[Collection entries]
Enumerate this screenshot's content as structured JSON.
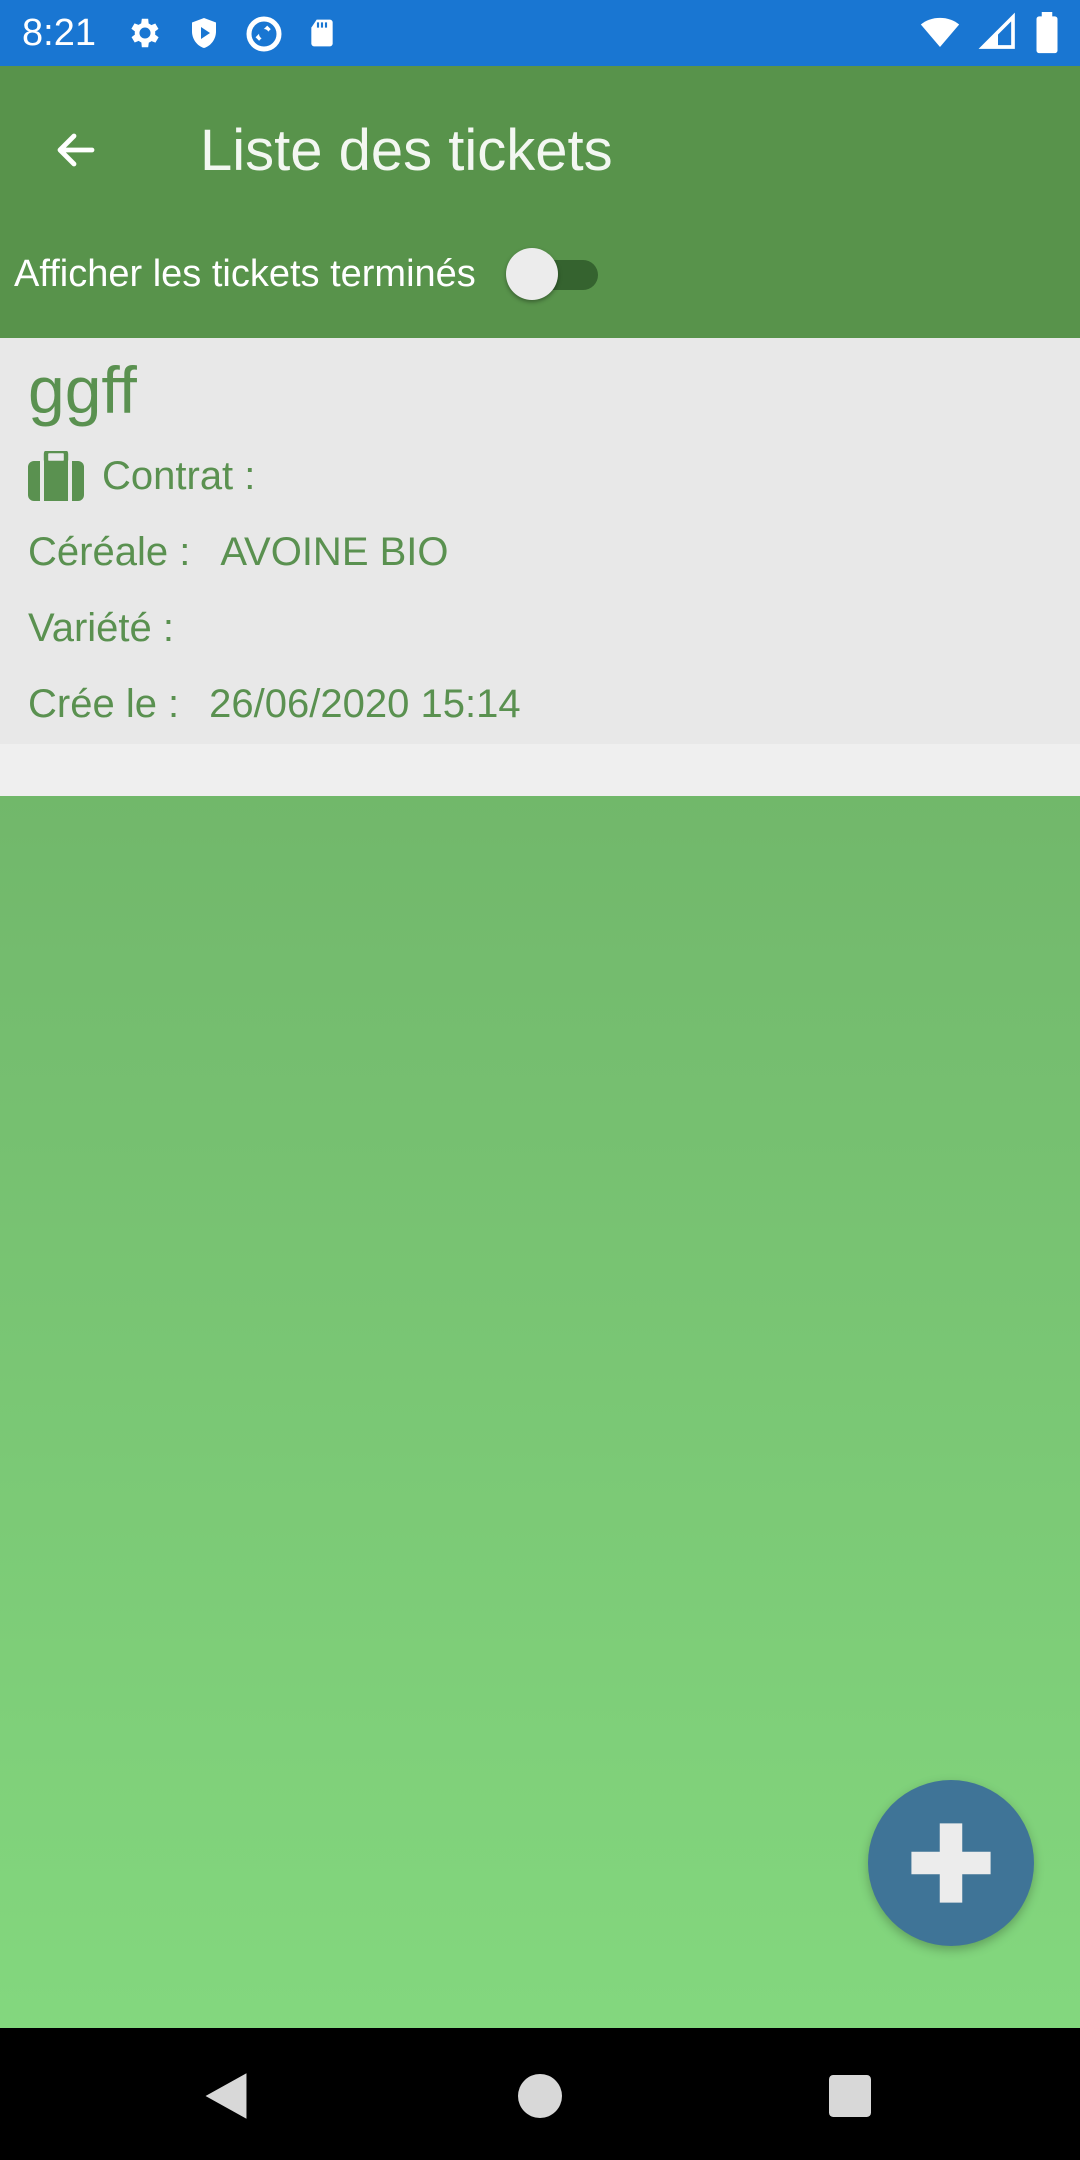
{
  "status_bar": {
    "time": "8:21",
    "left_icons": [
      "settings-gear-icon",
      "shield-play-icon",
      "data-saver-icon",
      "sd-card-icon"
    ],
    "right_icons": [
      "wifi-icon",
      "cell-signal-icon",
      "battery-icon"
    ]
  },
  "app_bar": {
    "title": "Liste des tickets",
    "back_icon": "arrow-left-icon",
    "toggle_label": "Afficher les tickets terminés",
    "toggle_on": false
  },
  "tickets": [
    {
      "name": "ggff",
      "contract_label": "Contrat :",
      "contract_value": "",
      "cereal_label": "Céréale :",
      "cereal_value": "AVOINE BIO",
      "variety_label": "Variété :",
      "variety_value": "",
      "created_label": "Crée le :",
      "created_value": "26/06/2020 15:14"
    }
  ],
  "fab": {
    "icon": "plus-icon"
  },
  "nav_bar": {
    "icons": [
      "back-triangle-icon",
      "home-circle-icon",
      "recents-square-icon"
    ]
  },
  "colors": {
    "status_bar": "#1976d2",
    "app_bar": "#58934b",
    "card_text": "#5a9150",
    "fab": "#3f7497",
    "gradient_top": "#64a35a",
    "gradient_bottom": "#85db80"
  }
}
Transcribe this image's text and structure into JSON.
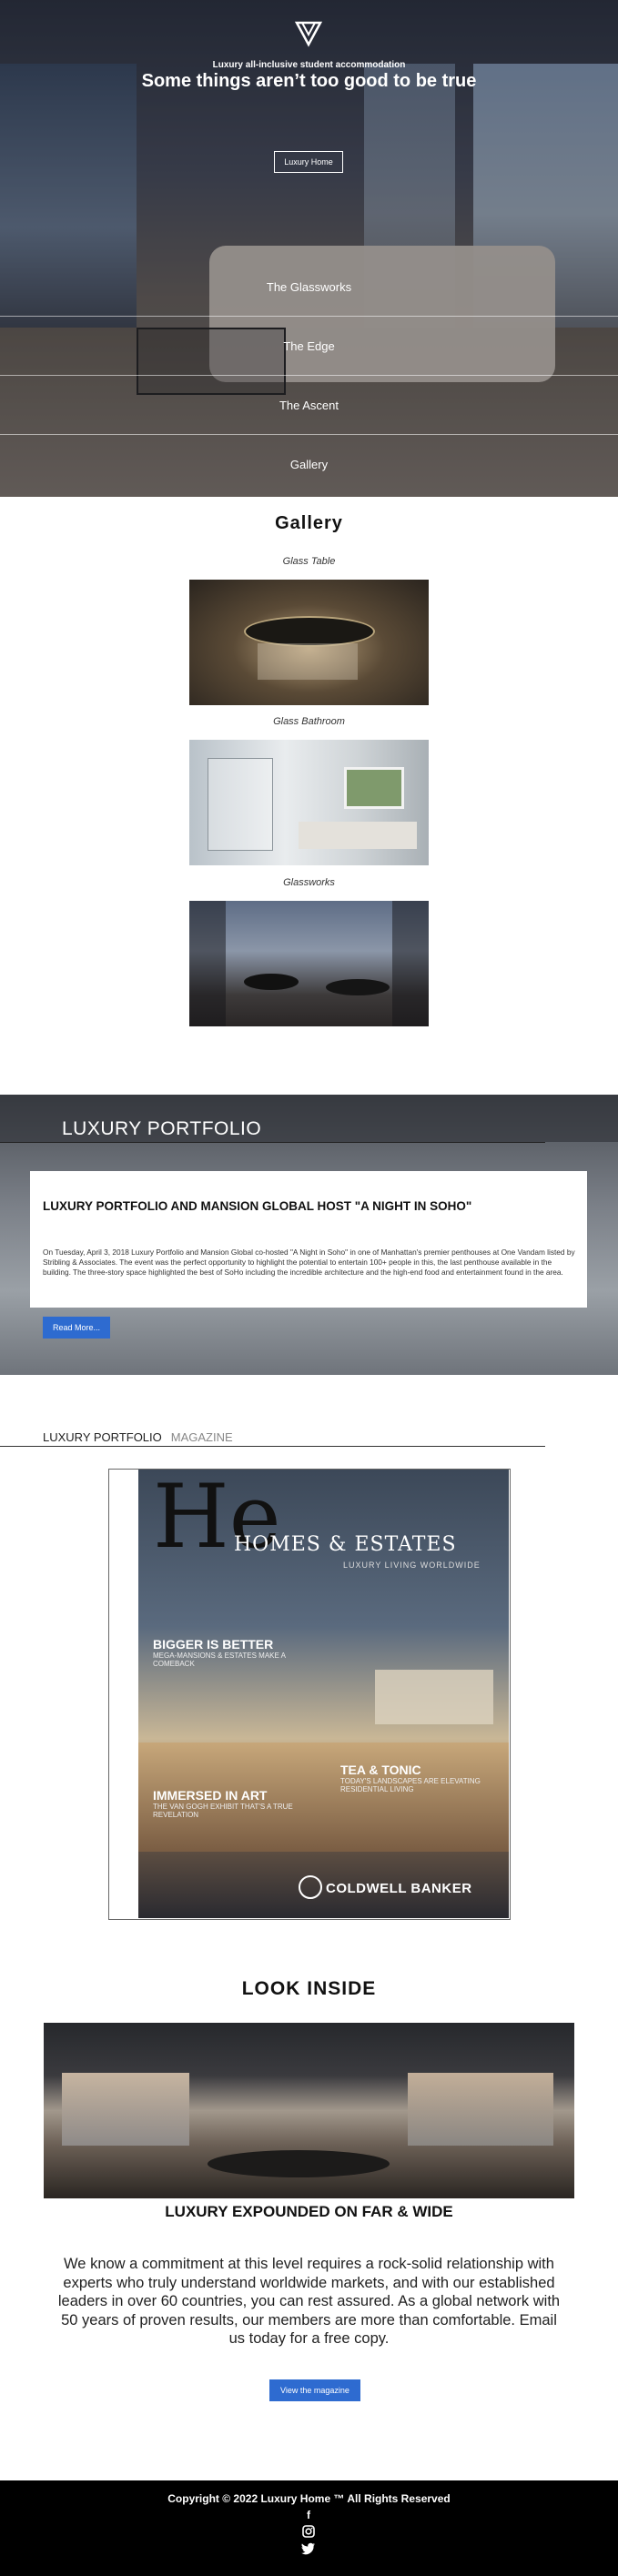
{
  "hero": {
    "subtitle": "Luxury all-inclusive student accommodation",
    "title": "Some things aren’t too good to be true",
    "button": "Luxury Home",
    "nav": [
      "The Glassworks",
      "The Edge",
      "The Ascent",
      "Gallery"
    ]
  },
  "gallery": {
    "title": "Gallery",
    "items": [
      "Glass Table",
      "Glass Bathroom",
      "Glassworks"
    ]
  },
  "portfolio": {
    "heading": "LUXURY PORTFOLIO",
    "card_title": "LUXURY PORTFOLIO AND MANSION GLOBAL HOST \"A NIGHT IN SOHO\"",
    "card_body": "On Tuesday, April 3, 2018 Luxury Portfolio and Mansion Global co-hosted \"A Night in Soho\" in one of Manhattan's premier penthouses at One Vandam listed by Stribling & Associates. The event was the perfect opportunity to highlight the potential to entertain 100+ people in this, the last penthouse available in the building. The three-story space highlighted the best of SoHo including the incredible architecture and the high-end food and entertainment found in the area.",
    "button": "Read More..."
  },
  "magazine": {
    "tab_active": "LUXURY PORTFOLIO",
    "tab_inactive": "MAGAZINE",
    "cover": {
      "logo_letters": "He",
      "masthead": "HOMES & ESTATES",
      "tagline": "LUXURY LIVING WORLDWIDE",
      "h1": "BIGGER IS BETTER",
      "s1": "MEGA-MANSIONS & ESTATES MAKE A COMEBACK",
      "h2": "TEA & TONIC",
      "s2": "TODAY'S LANDSCAPES ARE ELEVATING RESIDENTIAL LIVING",
      "h3": "IMMERSED IN ART",
      "s3": "THE VAN GOGH EXHIBIT THAT'S A TRUE REVELATION",
      "brand": "COLDWELL BANKER"
    }
  },
  "look_inside": {
    "title": "LOOK INSIDE",
    "subtitle": "LUXURY EXPOUNDED ON FAR & WIDE",
    "body": "We know a commitment at this level requires a rock-solid relationship with experts who truly understand worldwide markets, and with our established leaders in over 60 countries, you can rest assured. As a global network with 50 years of proven results, our members are more than comfortable. Email us today for a free copy.",
    "button": "View the magazine"
  },
  "footer": {
    "copyright": "Copyright © 2022 Luxury Home ™ All Rights Reserved",
    "social": [
      "facebook-icon",
      "instagram-icon",
      "twitter-icon"
    ]
  }
}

WHAT YOU ARE ASKED TO DO ▸ Exclude the pictures. Write out the remaining data exactly.

RESULT OF THIS EXERCISE ▸
Enumerate this screenshot's content as structured JSON.
{
  "status_bar": {
    "time": "8:21",
    "left_icons": [
      "settings-gear-icon",
      "shield-play-icon",
      "data-saver-icon",
      "sd-card-icon"
    ],
    "right_icons": [
      "wifi-icon",
      "cell-signal-icon",
      "battery-icon"
    ]
  },
  "app_bar": {
    "title": "Liste des tickets",
    "back_icon": "arrow-left-icon",
    "toggle_label": "Afficher les tickets terminés",
    "toggle_on": false
  },
  "tickets": [
    {
      "name": "ggff",
      "contract_label": "Contrat :",
      "contract_value": "",
      "cereal_label": "Céréale :",
      "cereal_value": "AVOINE BIO",
      "variety_label": "Variété :",
      "variety_value": "",
      "created_label": "Crée le :",
      "created_value": "26/06/2020 15:14"
    }
  ],
  "fab": {
    "icon": "plus-icon"
  },
  "nav_bar": {
    "icons": [
      "back-triangle-icon",
      "home-circle-icon",
      "recents-square-icon"
    ]
  },
  "colors": {
    "status_bar": "#1976d2",
    "app_bar": "#58934b",
    "card_text": "#5a9150",
    "fab": "#3f7497",
    "gradient_top": "#64a35a",
    "gradient_bottom": "#85db80"
  }
}
Transcribe this image's text and structure into JSON.
{
  "hero": {
    "subtitle": "Luxury all-inclusive student accommodation",
    "title": "Some things aren’t too good to be true",
    "button": "Luxury Home",
    "nav": [
      "The Glassworks",
      "The Edge",
      "The Ascent",
      "Gallery"
    ]
  },
  "gallery": {
    "title": "Gallery",
    "items": [
      "Glass Table",
      "Glass Bathroom",
      "Glassworks"
    ]
  },
  "portfolio": {
    "heading": "LUXURY PORTFOLIO",
    "card_title": "LUXURY PORTFOLIO AND MANSION GLOBAL HOST \"A NIGHT IN SOHO\"",
    "card_body": "On Tuesday, April 3, 2018 Luxury Portfolio and Mansion Global co-hosted \"A Night in Soho\" in one of Manhattan's premier penthouses at One Vandam listed by Stribling & Associates. The event was the perfect opportunity to highlight the potential to entertain 100+ people in this, the last penthouse available in the building. The three-story space highlighted the best of SoHo including the incredible architecture and the high-end food and entertainment found in the area.",
    "button": "Read More..."
  },
  "magazine": {
    "tab_active": "LUXURY PORTFOLIO",
    "tab_inactive": "MAGAZINE",
    "cover": {
      "logo_letters": "He",
      "masthead": "HOMES & ESTATES",
      "tagline": "LUXURY LIVING WORLDWIDE",
      "h1": "BIGGER IS BETTER",
      "s1": "MEGA-MANSIONS & ESTATES MAKE A COMEBACK",
      "h2": "TEA & TONIC",
      "s2": "TODAY'S LANDSCAPES ARE ELEVATING RESIDENTIAL LIVING",
      "h3": "IMMERSED IN ART",
      "s3": "THE VAN GOGH EXHIBIT THAT'S A TRUE REVELATION",
      "brand": "COLDWELL BANKER"
    }
  },
  "look_inside": {
    "title": "LOOK INSIDE",
    "subtitle": "LUXURY EXPOUNDED ON FAR & WIDE",
    "body": "We know a commitment at this level requires a rock-solid relationship with experts who truly understand worldwide markets, and with our established leaders in over 60 countries, you can rest assured. As a global network with 50 years of proven results, our members are more than comfortable. Email us today for a free copy.",
    "button": "View the magazine"
  },
  "footer": {
    "copyright": "Copyright © 2022 Luxury Home ™ All Rights Reserved",
    "social": [
      "facebook-icon",
      "instagram-icon",
      "twitter-icon"
    ]
  }
}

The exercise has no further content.